▶ [TEXT]:
····················

The Baha’i lyrics are best described as millenarian, Biblical, and didactic; in general, a call to convert the masses. They begin as follows:
Now the Báb blew His trumpet
Announcing to the world the time had come
And like a thief in the night, He came by the Gate
And said He was the Promised One
Verse after verse, the song parades Baha’i leaders before us, exhorting Baha’is to get out and proselytize in the footsteps of their leaders:
Bahá’u'lláh was the Prophet
He had the Word that is right for now
And when the road got rough and the going got tough
He just stood there and taught anyhow
These verses refrain a curious conflict of tenses (perfect vs. imperfect) that brings to mind some of the intrinsic problems with universal progressive revelation, such as “if it was right for now 150 years ago, is it right for the present “now”? And, “is it really right for everybody?

····················

▶ [TASK ITEM]: According to the text on the Baha'i song lyrics, which three words best describe those lyrics? The listing that follows has no connection to the text on the Baha'i song lyrics.

▶ [Bounding box prediction data]:

····················

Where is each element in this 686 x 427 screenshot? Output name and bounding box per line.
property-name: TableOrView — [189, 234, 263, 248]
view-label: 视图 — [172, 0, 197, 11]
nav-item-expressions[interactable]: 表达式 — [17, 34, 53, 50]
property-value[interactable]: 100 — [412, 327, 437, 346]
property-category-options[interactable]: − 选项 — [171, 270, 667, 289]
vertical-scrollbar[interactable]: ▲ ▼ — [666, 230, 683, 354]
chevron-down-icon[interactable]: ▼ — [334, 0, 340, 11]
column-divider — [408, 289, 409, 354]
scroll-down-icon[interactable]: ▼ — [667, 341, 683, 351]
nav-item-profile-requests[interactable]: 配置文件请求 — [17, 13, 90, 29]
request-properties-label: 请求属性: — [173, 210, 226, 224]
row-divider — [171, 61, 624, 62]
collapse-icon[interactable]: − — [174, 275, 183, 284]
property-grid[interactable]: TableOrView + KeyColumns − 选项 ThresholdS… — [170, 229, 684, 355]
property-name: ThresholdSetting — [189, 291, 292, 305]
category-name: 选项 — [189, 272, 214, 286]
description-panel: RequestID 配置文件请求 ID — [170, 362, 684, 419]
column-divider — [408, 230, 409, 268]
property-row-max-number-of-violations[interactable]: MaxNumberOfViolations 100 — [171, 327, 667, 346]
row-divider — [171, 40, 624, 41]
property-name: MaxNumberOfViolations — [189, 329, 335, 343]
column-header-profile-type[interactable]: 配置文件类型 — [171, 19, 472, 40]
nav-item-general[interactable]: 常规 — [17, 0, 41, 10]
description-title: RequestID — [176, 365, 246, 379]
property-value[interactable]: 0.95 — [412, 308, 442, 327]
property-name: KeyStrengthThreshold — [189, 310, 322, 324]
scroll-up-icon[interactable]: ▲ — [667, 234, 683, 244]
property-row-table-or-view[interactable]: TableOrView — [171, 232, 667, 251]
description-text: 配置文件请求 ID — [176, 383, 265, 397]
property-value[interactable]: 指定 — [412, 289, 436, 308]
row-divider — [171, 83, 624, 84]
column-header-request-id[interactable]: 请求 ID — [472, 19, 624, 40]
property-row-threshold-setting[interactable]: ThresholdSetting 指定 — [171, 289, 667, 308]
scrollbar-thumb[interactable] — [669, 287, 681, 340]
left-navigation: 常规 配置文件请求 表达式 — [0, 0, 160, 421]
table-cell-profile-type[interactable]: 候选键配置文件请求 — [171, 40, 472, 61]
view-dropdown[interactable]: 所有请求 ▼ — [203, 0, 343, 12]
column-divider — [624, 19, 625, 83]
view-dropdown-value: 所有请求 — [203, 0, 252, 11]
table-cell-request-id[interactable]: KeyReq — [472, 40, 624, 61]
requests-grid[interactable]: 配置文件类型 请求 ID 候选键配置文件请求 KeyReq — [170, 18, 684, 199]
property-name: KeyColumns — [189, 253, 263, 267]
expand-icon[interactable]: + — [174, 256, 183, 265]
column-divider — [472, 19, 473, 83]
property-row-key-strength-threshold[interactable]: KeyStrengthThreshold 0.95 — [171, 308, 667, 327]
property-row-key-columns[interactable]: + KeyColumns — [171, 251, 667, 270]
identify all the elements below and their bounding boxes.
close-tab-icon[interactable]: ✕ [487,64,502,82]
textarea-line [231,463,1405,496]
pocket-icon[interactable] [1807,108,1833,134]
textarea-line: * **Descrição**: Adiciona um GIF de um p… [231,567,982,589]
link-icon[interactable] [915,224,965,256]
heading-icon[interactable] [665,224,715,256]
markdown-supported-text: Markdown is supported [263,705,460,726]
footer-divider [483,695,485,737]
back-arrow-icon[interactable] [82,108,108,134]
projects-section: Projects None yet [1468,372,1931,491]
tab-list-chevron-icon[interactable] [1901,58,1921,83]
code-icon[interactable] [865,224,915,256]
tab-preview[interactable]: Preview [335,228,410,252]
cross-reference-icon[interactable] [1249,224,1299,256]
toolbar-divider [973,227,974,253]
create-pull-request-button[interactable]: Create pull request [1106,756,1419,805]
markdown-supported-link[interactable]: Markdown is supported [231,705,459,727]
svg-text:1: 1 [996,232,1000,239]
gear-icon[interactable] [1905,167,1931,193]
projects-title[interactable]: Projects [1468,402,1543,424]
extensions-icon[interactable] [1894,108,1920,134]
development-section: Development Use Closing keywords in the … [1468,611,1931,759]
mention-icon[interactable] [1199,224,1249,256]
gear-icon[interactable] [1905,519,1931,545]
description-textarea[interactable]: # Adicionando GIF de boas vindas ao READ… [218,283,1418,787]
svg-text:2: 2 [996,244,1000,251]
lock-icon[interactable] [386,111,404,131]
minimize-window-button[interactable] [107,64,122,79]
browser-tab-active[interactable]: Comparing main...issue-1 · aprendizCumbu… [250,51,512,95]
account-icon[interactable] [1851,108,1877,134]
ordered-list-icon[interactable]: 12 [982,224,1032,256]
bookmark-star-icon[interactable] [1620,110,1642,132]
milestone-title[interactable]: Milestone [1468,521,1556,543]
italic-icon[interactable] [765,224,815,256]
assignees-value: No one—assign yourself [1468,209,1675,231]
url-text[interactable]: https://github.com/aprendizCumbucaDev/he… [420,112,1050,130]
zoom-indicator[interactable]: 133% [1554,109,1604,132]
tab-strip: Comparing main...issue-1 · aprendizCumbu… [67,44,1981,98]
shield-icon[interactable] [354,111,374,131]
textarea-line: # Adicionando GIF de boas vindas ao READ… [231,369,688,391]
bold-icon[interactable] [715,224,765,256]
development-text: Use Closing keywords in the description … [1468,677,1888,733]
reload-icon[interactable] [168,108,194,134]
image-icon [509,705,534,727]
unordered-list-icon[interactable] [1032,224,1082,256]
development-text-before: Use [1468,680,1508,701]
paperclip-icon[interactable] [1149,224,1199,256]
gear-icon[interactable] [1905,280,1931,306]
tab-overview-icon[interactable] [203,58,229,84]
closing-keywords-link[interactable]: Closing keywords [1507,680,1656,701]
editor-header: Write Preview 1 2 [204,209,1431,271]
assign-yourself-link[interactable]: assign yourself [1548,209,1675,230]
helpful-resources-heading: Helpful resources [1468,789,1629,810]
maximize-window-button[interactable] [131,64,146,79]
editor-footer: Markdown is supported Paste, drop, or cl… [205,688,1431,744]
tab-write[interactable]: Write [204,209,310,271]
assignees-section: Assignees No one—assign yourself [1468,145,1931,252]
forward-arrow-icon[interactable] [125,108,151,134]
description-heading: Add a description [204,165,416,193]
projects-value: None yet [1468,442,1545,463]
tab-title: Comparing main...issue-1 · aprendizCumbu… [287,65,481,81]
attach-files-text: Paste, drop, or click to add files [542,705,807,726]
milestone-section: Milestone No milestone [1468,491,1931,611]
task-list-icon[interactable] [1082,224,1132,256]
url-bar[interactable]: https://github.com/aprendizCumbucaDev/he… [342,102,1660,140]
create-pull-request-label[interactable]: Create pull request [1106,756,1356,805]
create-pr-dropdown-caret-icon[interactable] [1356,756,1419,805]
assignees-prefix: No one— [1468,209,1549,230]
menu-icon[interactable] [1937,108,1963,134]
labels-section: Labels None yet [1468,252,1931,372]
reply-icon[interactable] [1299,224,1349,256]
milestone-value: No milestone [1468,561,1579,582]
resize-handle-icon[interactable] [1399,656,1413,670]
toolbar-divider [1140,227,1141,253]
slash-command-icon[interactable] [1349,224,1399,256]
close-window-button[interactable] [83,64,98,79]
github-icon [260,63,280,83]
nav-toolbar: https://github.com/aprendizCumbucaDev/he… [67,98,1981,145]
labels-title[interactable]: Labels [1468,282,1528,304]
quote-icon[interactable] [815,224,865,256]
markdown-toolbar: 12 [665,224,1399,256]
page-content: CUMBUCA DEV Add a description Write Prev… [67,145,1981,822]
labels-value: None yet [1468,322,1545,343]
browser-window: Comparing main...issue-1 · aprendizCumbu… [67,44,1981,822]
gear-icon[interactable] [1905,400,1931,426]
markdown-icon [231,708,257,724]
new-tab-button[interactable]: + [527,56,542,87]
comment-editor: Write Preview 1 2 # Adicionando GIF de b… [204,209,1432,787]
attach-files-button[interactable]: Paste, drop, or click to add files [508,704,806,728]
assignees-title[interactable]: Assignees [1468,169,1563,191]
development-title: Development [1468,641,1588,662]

····················

▶ [YOUR SOLUTION]: Millenarian, Biblical, and didactic.